[BEGIN]
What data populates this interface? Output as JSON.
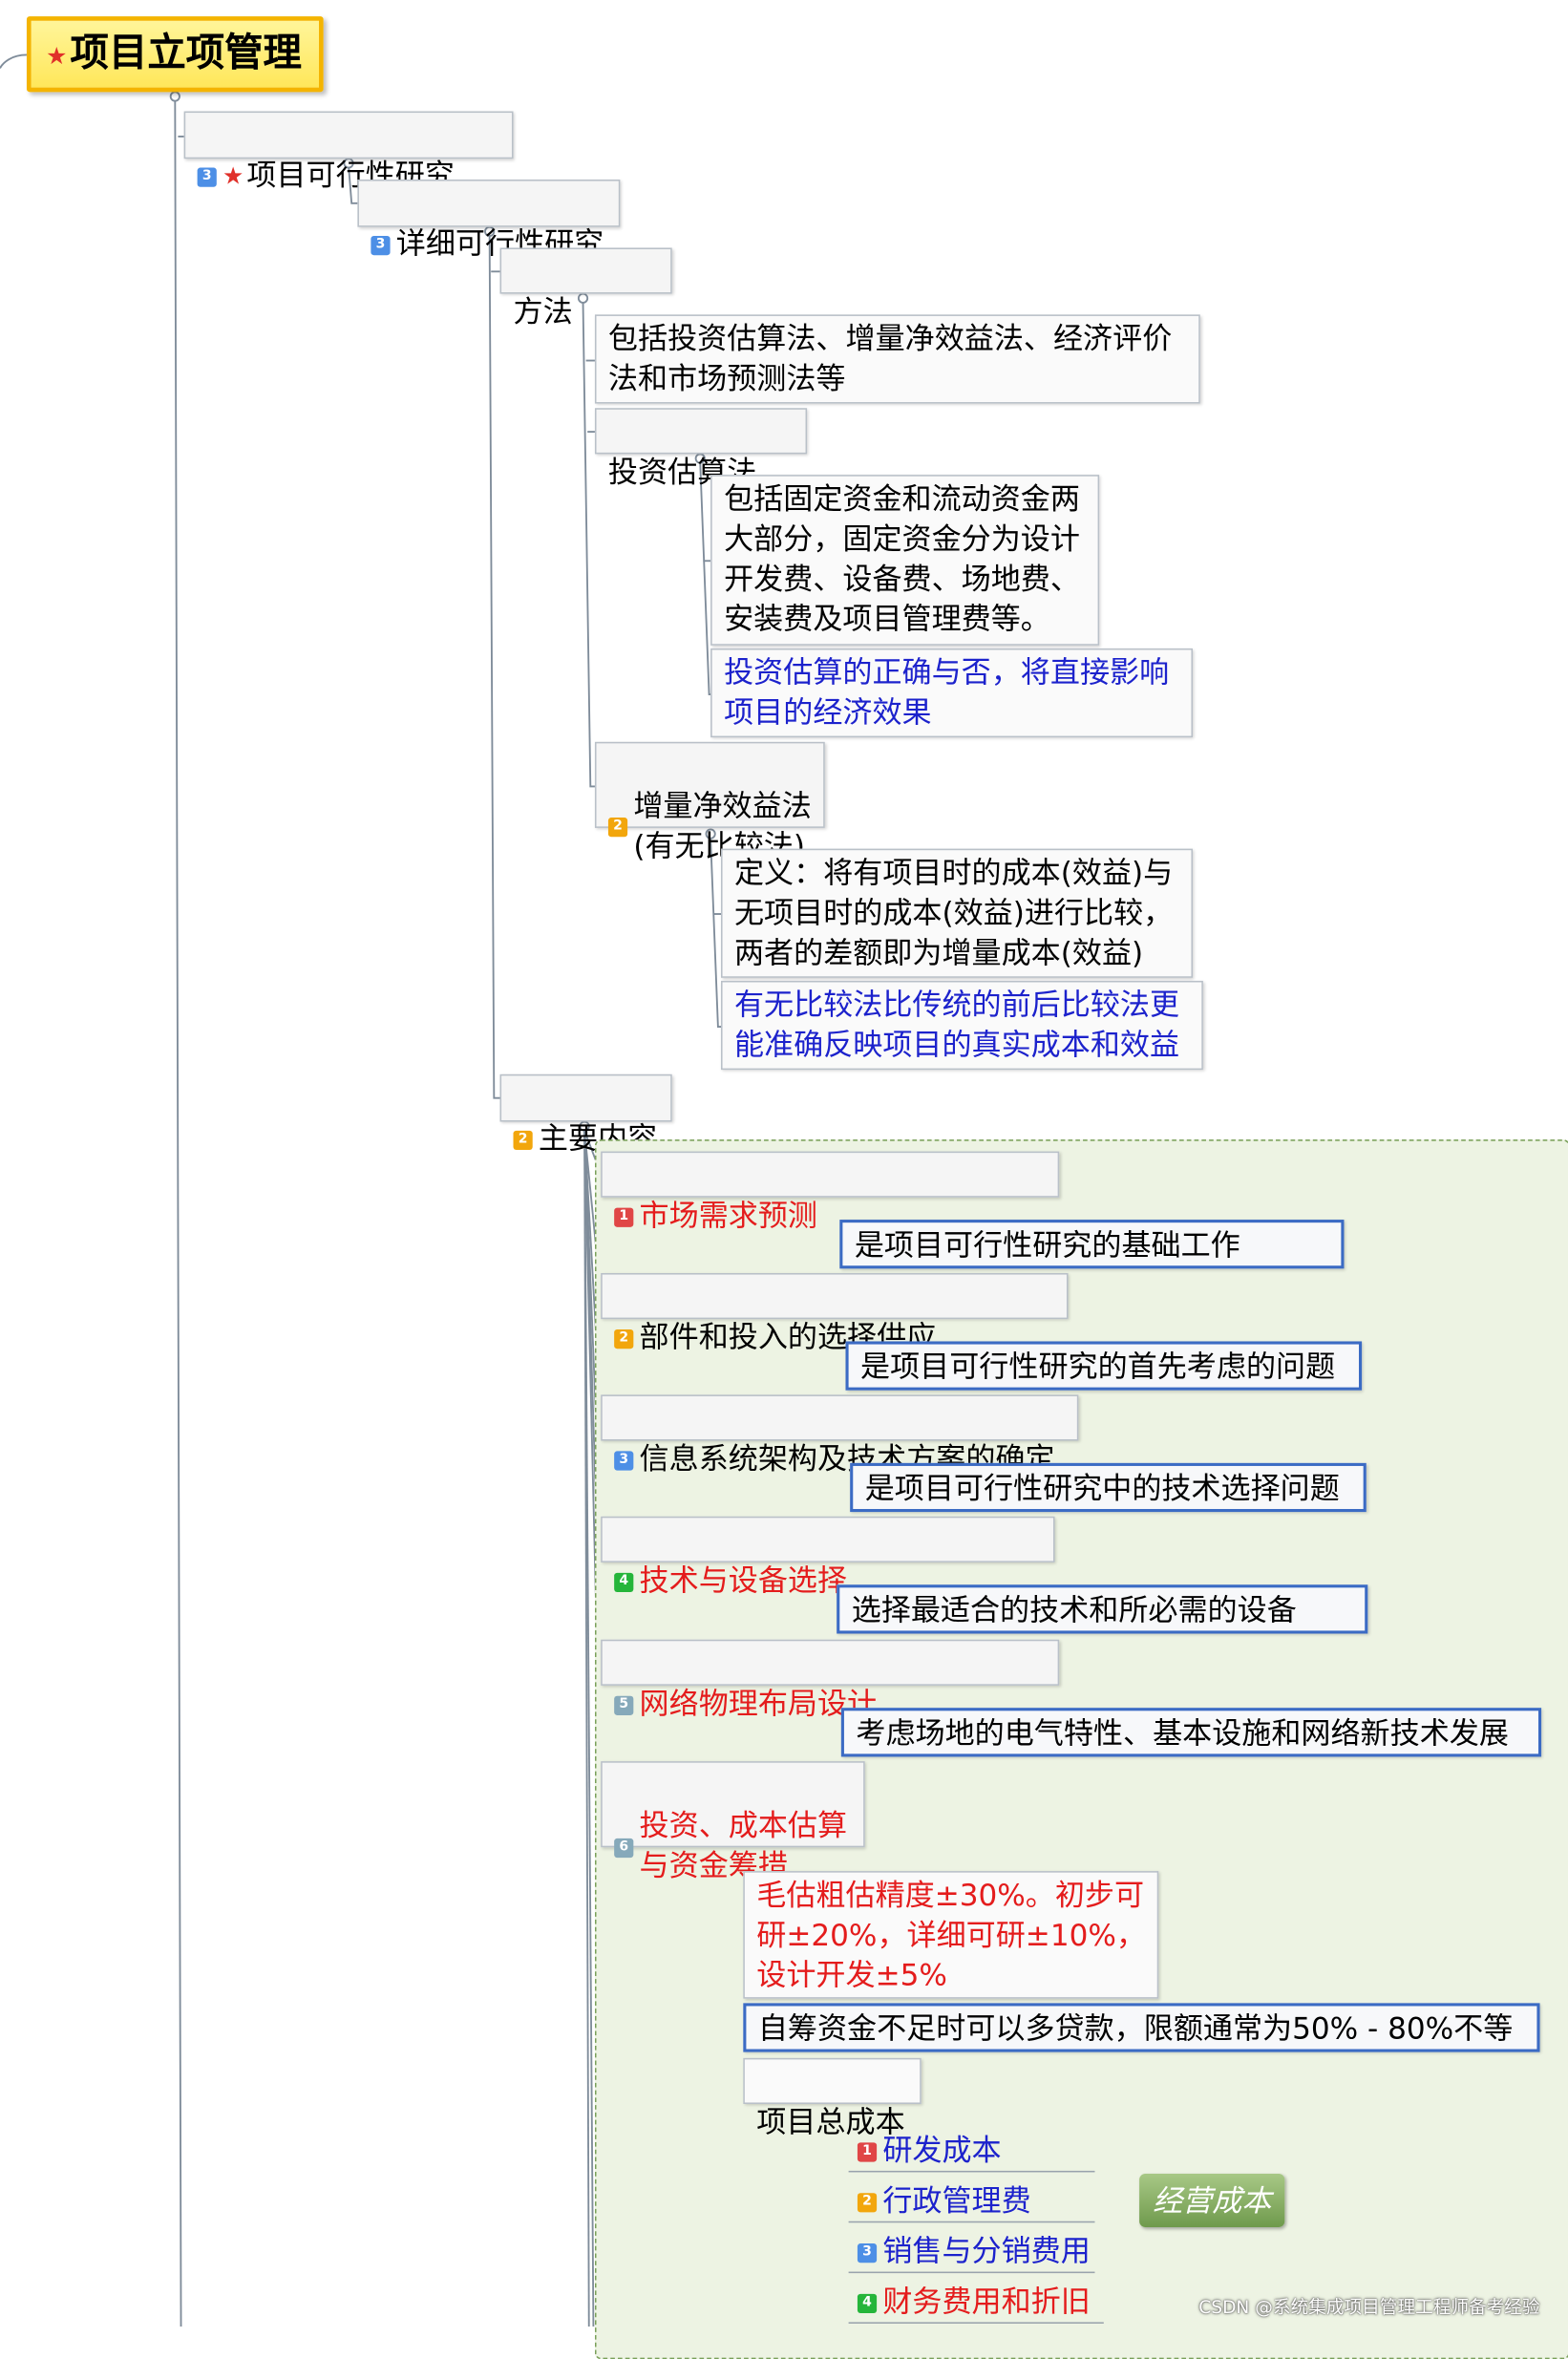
{
  "root": {
    "label": "项目立项管理",
    "icon": "star-icon"
  },
  "feasibility": {
    "badge": "3",
    "label": "项目可行性研究",
    "icon": "star-icon"
  },
  "detailed": {
    "badge": "3",
    "label": "详细可行性研究"
  },
  "method": {
    "label": "方法",
    "summary": "包括投资估算法、增量净效益法、经济评价\n法和市场预测法等",
    "investment": {
      "label": "投资估算法",
      "desc": "包括固定资金和流动资金两\n大部分，固定资金分为设计\n开发费、设备费、场地费、\n安装费及项目管理费等。",
      "note": "投资估算的正确与否，将直接影响\n项目的经济效果"
    },
    "incremental": {
      "badge": "2",
      "label": "增量净效益法\n(有无比较法)",
      "desc": "定义：将有项目时的成本(效益)与\n无项目时的成本(效益)进行比较，\n两者的差额即为增量成本(效益)",
      "note": "有无比较法比传统的前后比较法更\n能准确反映项目的真实成本和效益"
    }
  },
  "main_content": {
    "badge": "2",
    "label": "主要内容",
    "items": [
      {
        "badge": "1",
        "label": "市场需求预测",
        "detail": "是项目可行性研究的基础工作"
      },
      {
        "badge": "2",
        "label": "部件和投入的选择供应",
        "detail": "是项目可行性研究的首先考虑的问题"
      },
      {
        "badge": "3",
        "label": "信息系统架构及技术方案的确定",
        "detail": "是项目可行性研究中的技术选择问题"
      },
      {
        "badge": "4",
        "label": "技术与设备选择",
        "detail": "选择最适合的技术和所必需的设备"
      },
      {
        "badge": "5",
        "label": "网络物理布局设计",
        "detail": "考虑场地的电气特性、基本设施和网络新技术发展"
      },
      {
        "badge": "6",
        "label": "投资、成本估算\n与资金筹措"
      }
    ],
    "estimation": {
      "accuracy": "毛估粗估精度±30%。初步可\n研±20%，详细可研±10%，\n设计开发±5%",
      "funding": "自筹资金不足时可以多贷款，限额通常为50% - 80%不等",
      "total_cost": {
        "label": "项目总成本",
        "items": [
          {
            "badge": "1",
            "label": "研发成本"
          },
          {
            "badge": "2",
            "label": "行政管理费"
          },
          {
            "badge": "3",
            "label": "销售与分销费用"
          },
          {
            "badge": "4",
            "label": "财务费用和折旧"
          }
        ],
        "group_label": "经营成本"
      }
    }
  },
  "watermark": "CSDN @系统集成项目管理工程师备考经验"
}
[END]
### Stated problem
Skip the images and write out the rest of the listing exactly.

### Answer to this task
What data populates this interface? Output as JSON.
{
  "root": {
    "label": "项目立项管理",
    "icon": "star-icon"
  },
  "feasibility": {
    "badge": "3",
    "label": "项目可行性研究",
    "icon": "star-icon"
  },
  "detailed": {
    "badge": "3",
    "label": "详细可行性研究"
  },
  "method": {
    "label": "方法",
    "summary": "包括投资估算法、增量净效益法、经济评价\n法和市场预测法等",
    "investment": {
      "label": "投资估算法",
      "desc": "包括固定资金和流动资金两\n大部分，固定资金分为设计\n开发费、设备费、场地费、\n安装费及项目管理费等。",
      "note": "投资估算的正确与否，将直接影响\n项目的经济效果"
    },
    "incremental": {
      "badge": "2",
      "label": "增量净效益法\n(有无比较法)",
      "desc": "定义：将有项目时的成本(效益)与\n无项目时的成本(效益)进行比较，\n两者的差额即为增量成本(效益)",
      "note": "有无比较法比传统的前后比较法更\n能准确反映项目的真实成本和效益"
    }
  },
  "main_content": {
    "badge": "2",
    "label": "主要内容",
    "items": [
      {
        "badge": "1",
        "label": "市场需求预测",
        "detail": "是项目可行性研究的基础工作"
      },
      {
        "badge": "2",
        "label": "部件和投入的选择供应",
        "detail": "是项目可行性研究的首先考虑的问题"
      },
      {
        "badge": "3",
        "label": "信息系统架构及技术方案的确定",
        "detail": "是项目可行性研究中的技术选择问题"
      },
      {
        "badge": "4",
        "label": "技术与设备选择",
        "detail": "选择最适合的技术和所必需的设备"
      },
      {
        "badge": "5",
        "label": "网络物理布局设计",
        "detail": "考虑场地的电气特性、基本设施和网络新技术发展"
      },
      {
        "badge": "6",
        "label": "投资、成本估算\n与资金筹措"
      }
    ],
    "estimation": {
      "accuracy": "毛估粗估精度±30%。初步可\n研±20%，详细可研±10%，\n设计开发±5%",
      "funding": "自筹资金不足时可以多贷款，限额通常为50% - 80%不等",
      "total_cost": {
        "label": "项目总成本",
        "items": [
          {
            "badge": "1",
            "label": "研发成本"
          },
          {
            "badge": "2",
            "label": "行政管理费"
          },
          {
            "badge": "3",
            "label": "销售与分销费用"
          },
          {
            "badge": "4",
            "label": "财务费用和折旧"
          }
        ],
        "group_label": "经营成本"
      }
    }
  },
  "watermark": "CSDN @系统集成项目管理工程师备考经验"
}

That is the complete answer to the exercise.